## Objective
Repeat each entry as written, dropping any picture you find.

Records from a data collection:
(begin)

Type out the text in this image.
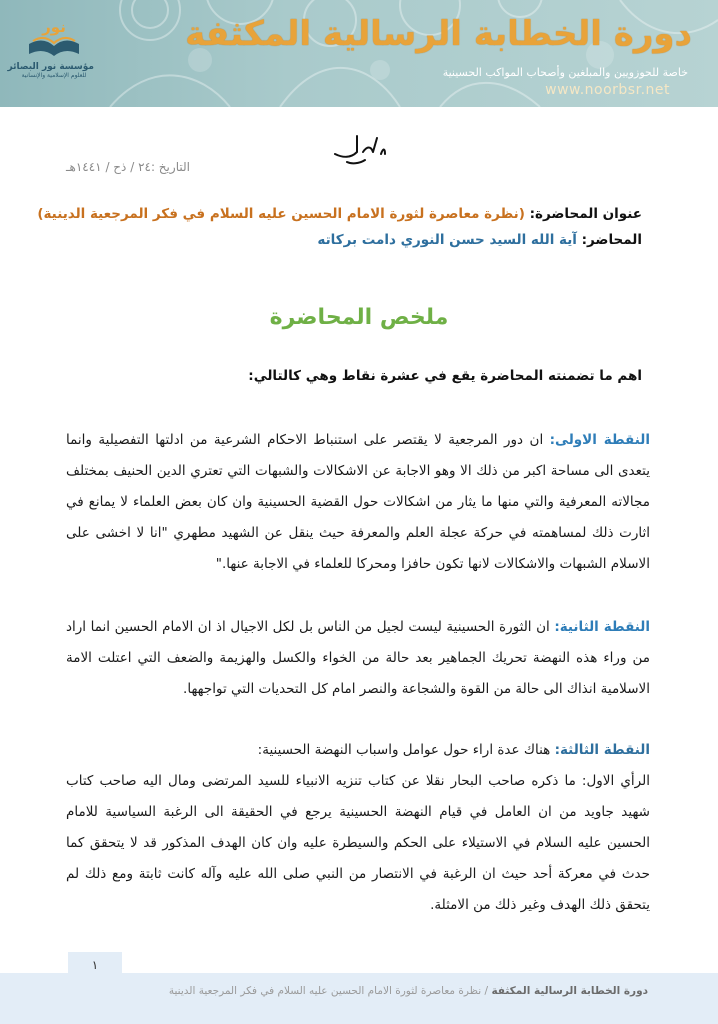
دورة الخطابة الرسالية المكثفة
خاصة للحوزويين والمبلغين وأصحاب المواكب الحسينية
www.noorbsr.net
نور
مؤسسة نور البصائر
للعلوم الإسلامية والإنسانية
التاريخ :٢٤ / ذح / ١٤٤١هـ
عنوان المحاضرة: (نظرة معاصرة لثورة الامام الحسين عليه السلام في فكر المرجعية الدينية)
المحاضر: آية الله السيد حسن النوري دامت بركاته
ملخص المحاضرة
اهم ما تضمنته المحاضرة يقع في عشرة نقاط وهي كالتالي:
النقطة الاولى: ان دور المرجعية لا يقتصر على استنباط الاحكام الشرعية من ادلتها التفصيلية وانما يتعدى الى مساحة اكبر من ذلك الا وهو الاجابة عن الاشكالات والشبهات التي تعتري الدين الحنيف بمختلف مجالاته المعرفية والتي منها ما يثار من اشكالات حول القضية الحسينية وان كان بعض العلماء لا يمانع في اثارت ذلك لمساهمته في حركة عجلة العلم والمعرفة حيث ينقل عن الشهيد مطهري "انا لا اخشى على الاسلام الشبهات والاشكالات لانها تكون حافزا ومحركا للعلماء في الاجابة عنها."
النقطة الثانية: ان الثورة الحسينية ليست لجيل من الناس بل لكل الاجيال اذ ان الامام الحسين انما اراد من وراء هذه النهضة تحريك الجماهير بعد حالة من الخواء والكسل والهزيمة والضعف التي اعتلت الامة الاسلامية انذاك الى حالة من القوة والشجاعة والنصر امام كل التحديات التي تواجهها.
النقطة الثالثة: هناك عدة اراء حول عوامل واسباب النهضة الحسينية:
الرأي الاول: ما ذكره صاحب البحار نقلا عن كتاب تنزيه الانبياء للسيد المرتضى ومال اليه صاحب كتاب شهيد جاويد من ان العامل في قيام النهضة الحسينية يرجع في الحقيقة الى الرغبة السياسية للامام الحسين عليه السلام في الاستيلاء على الحكم والسيطرة عليه وان كان الهدف المذكور قد لا يتحقق كما حدث في معركة أحد حيث ان الرغبة في الانتصار من النبي صلى الله عليه وآله كانت ثابتة ومع ذلك لم يتحقق ذلك الهدف وغير ذلك من الامثلة.
١
دورة الخطابة الرسالية المكثفة / نظرة معاصرة لثورة الامام الحسين عليه السلام في فكر المرجعية الدينية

(end)

## Final answer
Type out the text in this image.
دورة الخطابة الرسالية المكثفة
خاصة للحوزويين والمبلغين وأصحاب المواكب الحسينية
www.noorbsr.net
نور
مؤسسة نور البصائر
للعلوم الإسلامية والإنسانية
التاريخ :٢٤ / ذح / ١٤٤١هـ
عنوان المحاضرة: (نظرة معاصرة لثورة الامام الحسين عليه السلام في فكر المرجعية الدينية)
المحاضر: آية الله السيد حسن النوري دامت بركاته
ملخص المحاضرة
اهم ما تضمنته المحاضرة يقع في عشرة نقاط وهي كالتالي:
النقطة الاولى: ان دور المرجعية لا يقتصر على استنباط الاحكام الشرعية من ادلتها التفصيلية وانما يتعدى الى مساحة اكبر من ذلك الا وهو الاجابة عن الاشكالات والشبهات التي تعتري الدين الحنيف بمختلف مجالاته المعرفية والتي منها ما يثار من اشكالات حول القضية الحسينية وان كان بعض العلماء لا يمانع في اثارت ذلك لمساهمته في حركة عجلة العلم والمعرفة حيث ينقل عن الشهيد مطهري "انا لا اخشى على الاسلام الشبهات والاشكالات لانها تكون حافزا ومحركا للعلماء في الاجابة عنها."
النقطة الثانية: ان الثورة الحسينية ليست لجيل من الناس بل لكل الاجيال اذ ان الامام الحسين انما اراد من وراء هذه النهضة تحريك الجماهير بعد حالة من الخواء والكسل والهزيمة والضعف التي اعتلت الامة الاسلامية انذاك الى حالة من القوة والشجاعة والنصر امام كل التحديات التي تواجهها.
النقطة الثالثة: هناك عدة اراء حول عوامل واسباب النهضة الحسينية:
الرأي الاول: ما ذكره صاحب البحار نقلا عن كتاب تنزيه الانبياء للسيد المرتضى ومال اليه صاحب كتاب شهيد جاويد من ان العامل في قيام النهضة الحسينية يرجع في الحقيقة الى الرغبة السياسية للامام الحسين عليه السلام في الاستيلاء على الحكم والسيطرة عليه وان كان الهدف المذكور قد لا يتحقق كما حدث في معركة أحد حيث ان الرغبة في الانتصار من النبي صلى الله عليه وآله كانت ثابتة ومع ذلك لم يتحقق ذلك الهدف وغير ذلك من الامثلة.
١
دورة الخطابة الرسالية المكثفة / نظرة معاصرة لثورة الامام الحسين عليه السلام في فكر المرجعية الدينية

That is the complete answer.